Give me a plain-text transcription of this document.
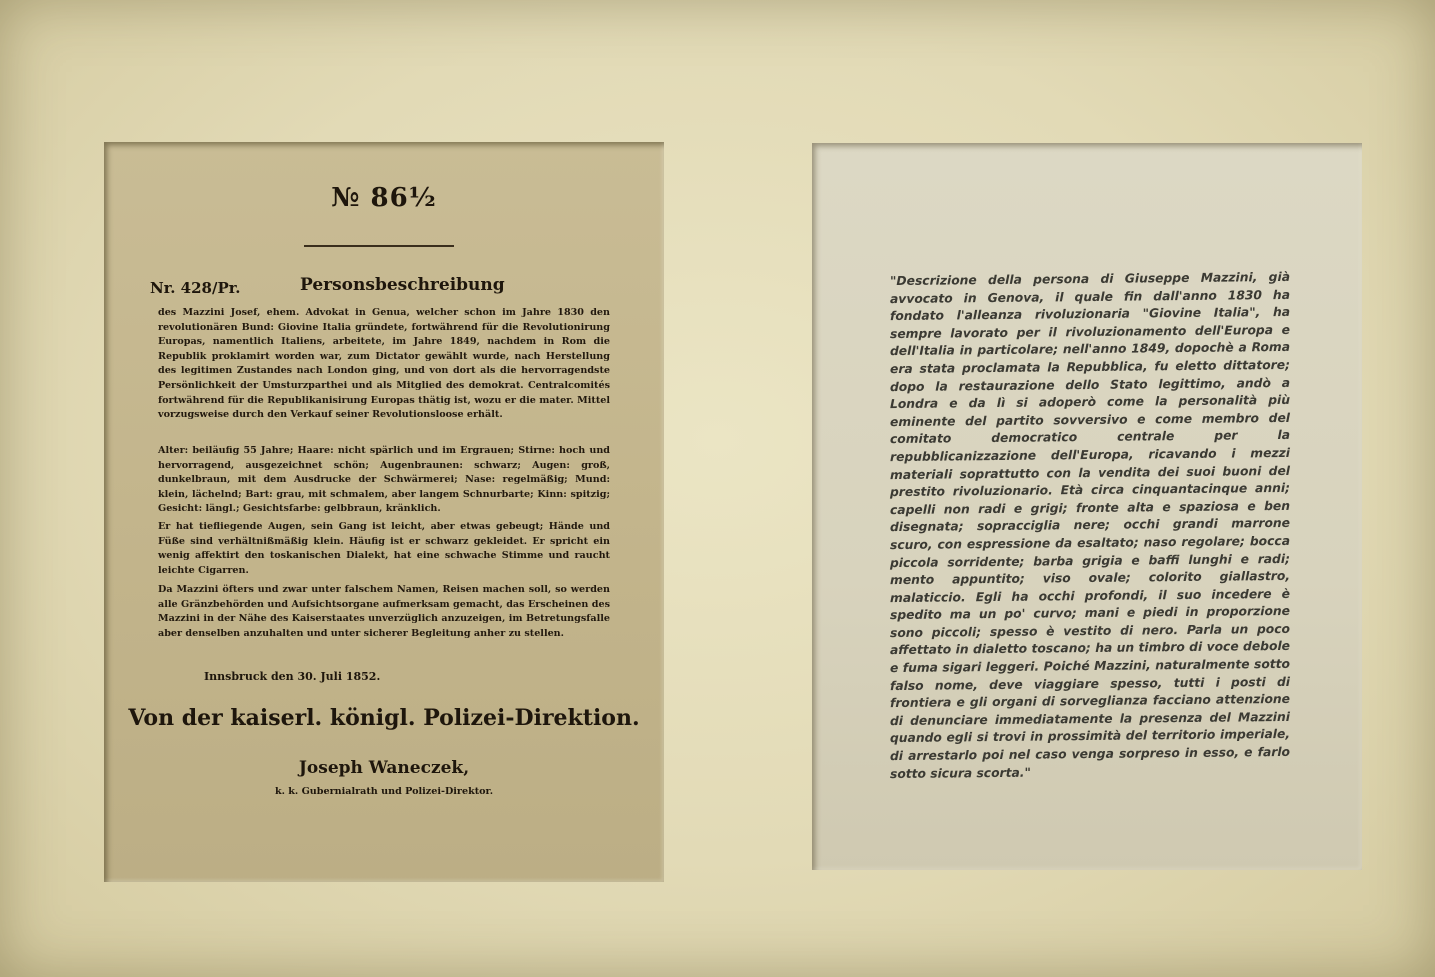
№ 86½
Nr. 428/Pr.	Personsbeschreibung
des Mazzini Josef, ehem. Advokat in Genua, welcher schon im Jahre 1830 den revolutionären Bund: Giovine Italia gründete, fortwährend für die Revolutionirung Europas, namentlich Italiens, arbeitete, im Jahre 1849, nachdem in Rom die Republik proklamirt worden war, zum Dictator gewählt wurde, nach Herstellung des legitimen Zustandes nach London ging, und von dort als die hervorragendste Persönlichkeit der Umsturzparthei und als Mitglied des demokrat. Centralcomités fortwährend für die Republikanisirung Europas thätig ist, wozu er die mater. Mittel vorzugsweise durch den Verkauf seiner Revolutionsloose erhält.
Alter: beiläufig 55 Jahre; Haare: nicht spärlich und im Ergrauen; Stirne: hoch und hervorragend, ausgezeichnet schön; Augenbraunen: schwarz; Augen: groß, dunkelbraun, mit dem Ausdrucke der Schwärmerei; Nase: regelmäßig; Mund: klein, lächelnd; Bart: grau, mit schmalem, aber langem Schnurbarte; Kinn: spitzig; Gesicht: längl.; Gesichtsfarbe: gelbbraun, kränklich.
Er hat tiefliegende Augen, sein Gang ist leicht, aber etwas gebeugt; Hände und Füße sind verhältnißmäßig klein. Häufig ist er schwarz gekleidet. Er spricht ein wenig affektirt den toskanischen Dialekt, hat eine schwache Stimme und raucht leichte Cigarren.
Da Mazzini öfters und zwar unter falschem Namen, Reisen machen soll, so werden alle Gränzbehörden und Aufsichtsorgane aufmerksam gemacht, das Erscheinen des Mazzini in der Nähe des Kaiserstaates unverzüglich anzuzeigen, im Betretungsfalle aber denselben anzuhalten und unter sicherer Begleitung anher zu stellen.
Innsbruck den 30. Juli 1852.
Von der kaiserl. königl. Polizei-Direktion.
Joseph Waneczek,
k. k. Gubernialrath und Polizei-Direktor.
"Descrizione della persona di Giuseppe Mazzini, già avvocato in Genova, il quale fin dall'anno 1830 ha fondato l'alleanza rivoluzionaria "Giovine Italia", ha sempre lavorato per il rivoluzionamento dell'Europa e dell'Italia in particolare; nell'anno 1849, dopochè a Roma era stata proclamata la Repubblica, fu eletto dittatore; dopo la restaurazione dello Stato legittimo, andò a Londra e da lì si adoperò come la personalità più eminente del partito sovversivo e come membro del comitato democratico centrale per la repubblicanizzazione dell'Europa, ricavando i mezzi materiali soprattutto con la vendita dei suoi buoni del prestito rivoluzionario. Età circa cinquantacinque anni; capelli non radi e grigi; fronte alta e spaziosa e ben disegnata; sopracciglia nere; occhi grandi marrone scuro, con espressione da esaltato; naso regolare; bocca piccola sorridente; barba grigia e baffi lunghi e radi; mento appuntito; viso ovale; colorito giallastro, malaticcio. Egli ha occhi profondi, il suo incedere è spedito ma un po' curvo; mani e piedi in proporzione sono piccoli; spesso è vestito di nero. Parla un poco affettato in dialetto toscano; ha un timbro di voce debole e fuma sigari leggeri. Poiché Mazzini, naturalmente sotto falso nome, deve viaggiare spesso, tutti i posti di frontiera e gli organi di sorveglianza facciano attenzione di denunciare immediatamente la presenza del Mazzini quando egli si trovi in prossimità del territorio imperiale, di arrestarlo poi nel caso venga sorpreso in esso, e farlo sotto sicura scorta."
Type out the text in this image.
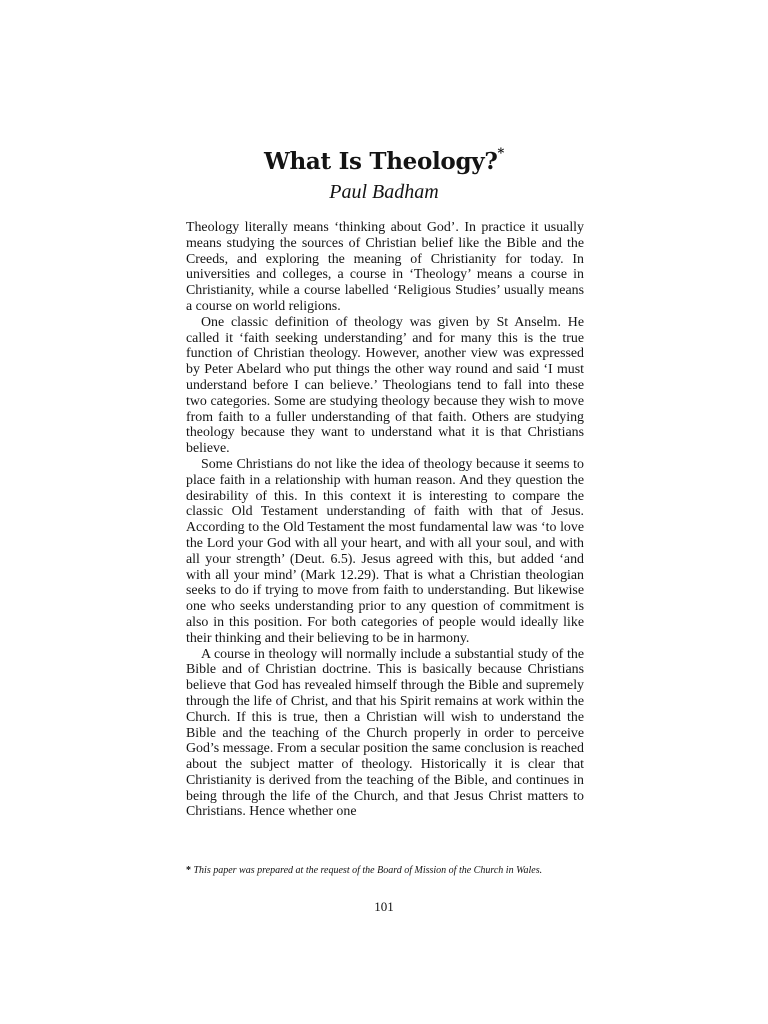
What Is Theology?*

Paul Badham

Theology literally means ‘thinking about God’. In practice it usually means studying the sources of Christian belief like the Bible and the Creeds, and exploring the meaning of Christianity for today. In universities and colleges, a course in ‘Theology’ means a course in Christianity, while a course labelled ‘Religious Studies’ usually means a course on world religions.

One classic definition of theology was given by St Anselm. He called it ‘faith seeking understanding’ and for many this is the true function of Christian theology. However, another view was expressed by Peter Abelard who put things the other way round and said ‘I must understand before I can believe.’ Theologians tend to fall into these two categories. Some are studying theology because they wish to move from faith to a fuller understanding of that faith. Others are studying theology because they want to understand what it is that Christians believe.

Some Christians do not like the idea of theology because it seems to place faith in a relationship with human reason. And they question the desirability of this. In this context it is interesting to compare the classic Old Testament understanding of faith with that of Jesus. According to the Old Testament the most fundamental law was ‘to love the Lord your God with all your heart, and with all your soul, and with all your strength’ (Deut. 6.5). Jesus agreed with this, but added ‘and with all your mind’ (Mark 12.29). That is what a Christian theologian seeks to do if trying to move from faith to understanding. But likewise one who seeks understanding prior to any question of commitment is also in this position. For both categories of people would ideally like their thinking and their believing to be in harmony.

A course in theology will normally include a substantial study of the Bible and of Christian doctrine. This is basically because Christians believe that God has revealed himself through the Bible and supremely through the life of Christ, and that his Spirit remains at work within the Church. If this is true, then a Christian will wish to understand the Bible and the teaching of the Church properly in order to perceive God’s message. From a secular position the same conclusion is reached about the subject matter of theology. Historically it is clear that Christianity is derived from the teaching of the Bible, and continues in being through the life of the Church, and that Jesus Christ matters to Christians. Hence whether one

* This paper was prepared at the request of the Board of Mission of the Church in Wales.

101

> _The exercise_
Give the data again exactly as written, with all pictures left out.

> _Output below_
Give me a plain-text transcription of this document.
№ 86½
Nr. 428/Pr.	Personsbeschreibung
des Mazzini Josef, ehem. Advokat in Genua, welcher schon im Jahre 1830 den revolutionären Bund: Giovine Italia gründete, fortwährend für die Revolutionirung Europas, namentlich Italiens, arbeitete, im Jahre 1849, nachdem in Rom die Republik proklamirt worden war, zum Dictator gewählt wurde, nach Herstellung des legitimen Zustandes nach London ging, und von dort als die hervorragendste Persönlichkeit der Umsturzparthei und als Mitglied des demokrat. Centralcomités fortwährend für die Republikanisirung Europas thätig ist, wozu er die mater. Mittel vorzugsweise durch den Verkauf seiner Revolutionsloose erhält.
Alter: beiläufig 55 Jahre; Haare: nicht spärlich und im Ergrauen; Stirne: hoch und hervorragend, ausgezeichnet schön; Augenbraunen: schwarz; Augen: groß, dunkelbraun, mit dem Ausdrucke der Schwärmerei; Nase: regelmäßig; Mund: klein, lächelnd; Bart: grau, mit schmalem, aber langem Schnurbarte; Kinn: spitzig; Gesicht: längl.; Gesichtsfarbe: gelbbraun, kränklich.
Er hat tiefliegende Augen, sein Gang ist leicht, aber etwas gebeugt; Hände und Füße sind verhältnißmäßig klein. Häufig ist er schwarz gekleidet. Er spricht ein wenig affektirt den toskanischen Dialekt, hat eine schwache Stimme und raucht leichte Cigarren.
Da Mazzini öfters und zwar unter falschem Namen, Reisen machen soll, so werden alle Gränzbehörden und Aufsichtsorgane aufmerksam gemacht, das Erscheinen des Mazzini in der Nähe des Kaiserstaates unverzüglich anzuzeigen, im Betretungsfalle aber denselben anzuhalten und unter sicherer Begleitung anher zu stellen.
Innsbruck den 30. Juli 1852.
Von der kaiserl. königl. Polizei-Direktion.
Joseph Waneczek,
k. k. Gubernialrath und Polizei-Direktor.
"Descrizione della persona di Giuseppe Mazzini, già avvocato in Genova, il quale fin dall'anno 1830 ha fondato l'alleanza rivoluzionaria "Giovine Italia", ha sempre lavorato per il rivoluzionamento dell'Europa e dell'Italia in particolare; nell'anno 1849, dopochè a Roma era stata proclamata la Repubblica, fu eletto dittatore; dopo la restaurazione dello Stato legittimo, andò a Londra e da lì si adoperò come la personalità più eminente del partito sovversivo e come membro del comitato democratico centrale per la repubblicanizzazione dell'Europa, ricavando i mezzi materiali soprattutto con la vendita dei suoi buoni del prestito rivoluzionario. Età circa cinquantacinque anni; capelli non radi e grigi; fronte alta e spaziosa e ben disegnata; sopracciglia nere; occhi grandi marrone scuro, con espressione da esaltato; naso regolare; bocca piccola sorridente; barba grigia e baffi lunghi e radi; mento appuntito; viso ovale; colorito giallastro, malaticcio. Egli ha occhi profondi, il suo incedere è spedito ma un po' curvo; mani e piedi in proporzione sono piccoli; spesso è vestito di nero. Parla un poco affettato in dialetto toscano; ha un timbro di voce debole e fuma sigari leggeri. Poiché Mazzini, naturalmente sotto falso nome, deve viaggiare spesso, tutti i posti di frontiera e gli organi di sorveglianza facciano attenzione di denunciare immediatamente la presenza del Mazzini quando egli si trovi in prossimità del territorio imperiale, di arrestarlo poi nel caso venga sorpreso in esso, e farlo sotto sicura scorta."
Type out the text in this image.
What Is Theology?*

Paul Badham

Theology literally means ‘thinking about God’. In practice it usually means studying the sources of Christian belief like the Bible and the Creeds, and exploring the meaning of Christianity for today. In universities and colleges, a course in ‘Theology’ means a course in Christianity, while a course labelled ‘Religious Studies’ usually means a course on world religions.

One classic definition of theology was given by St Anselm. He called it ‘faith seeking understanding’ and for many this is the true function of Christian theology. However, another view was expressed by Peter Abelard who put things the other way round and said ‘I must understand before I can believe.’ Theologians tend to fall into these two categories. Some are studying theology because they wish to move from faith to a fuller understanding of that faith. Others are studying theology because they want to understand what it is that Christians believe.

Some Christians do not like the idea of theology because it seems to place faith in a relationship with human reason. And they question the desirability of this. In this context it is interesting to compare the classic Old Testament understanding of faith with that of Jesus. According to the Old Testament the most fundamental law was ‘to love the Lord your God with all your heart, and with all your soul, and with all your strength’ (Deut. 6.5). Jesus agreed with this, but added ‘and with all your mind’ (Mark 12.29). That is what a Christian theologian seeks to do if trying to move from faith to understanding. But likewise one who seeks understanding prior to any question of commitment is also in this position. For both categories of people would ideally like their thinking and their believing to be in harmony.

A course in theology will normally include a substantial study of the Bible and of Christian doctrine. This is basically because Christians believe that God has revealed himself through the Bible and supremely through the life of Christ, and that his Spirit remains at work within the Church. If this is true, then a Christian will wish to understand the Bible and the teaching of the Church properly in order to perceive God’s message. From a secular position the same conclusion is reached about the subject matter of theology. Historically it is clear that Christianity is derived from the teaching of the Bible, and continues in being through the life of the Church, and that Jesus Christ matters to Christians. Hence whether one

* This paper was prepared at the request of the Board of Mission of the Church in Wales.

101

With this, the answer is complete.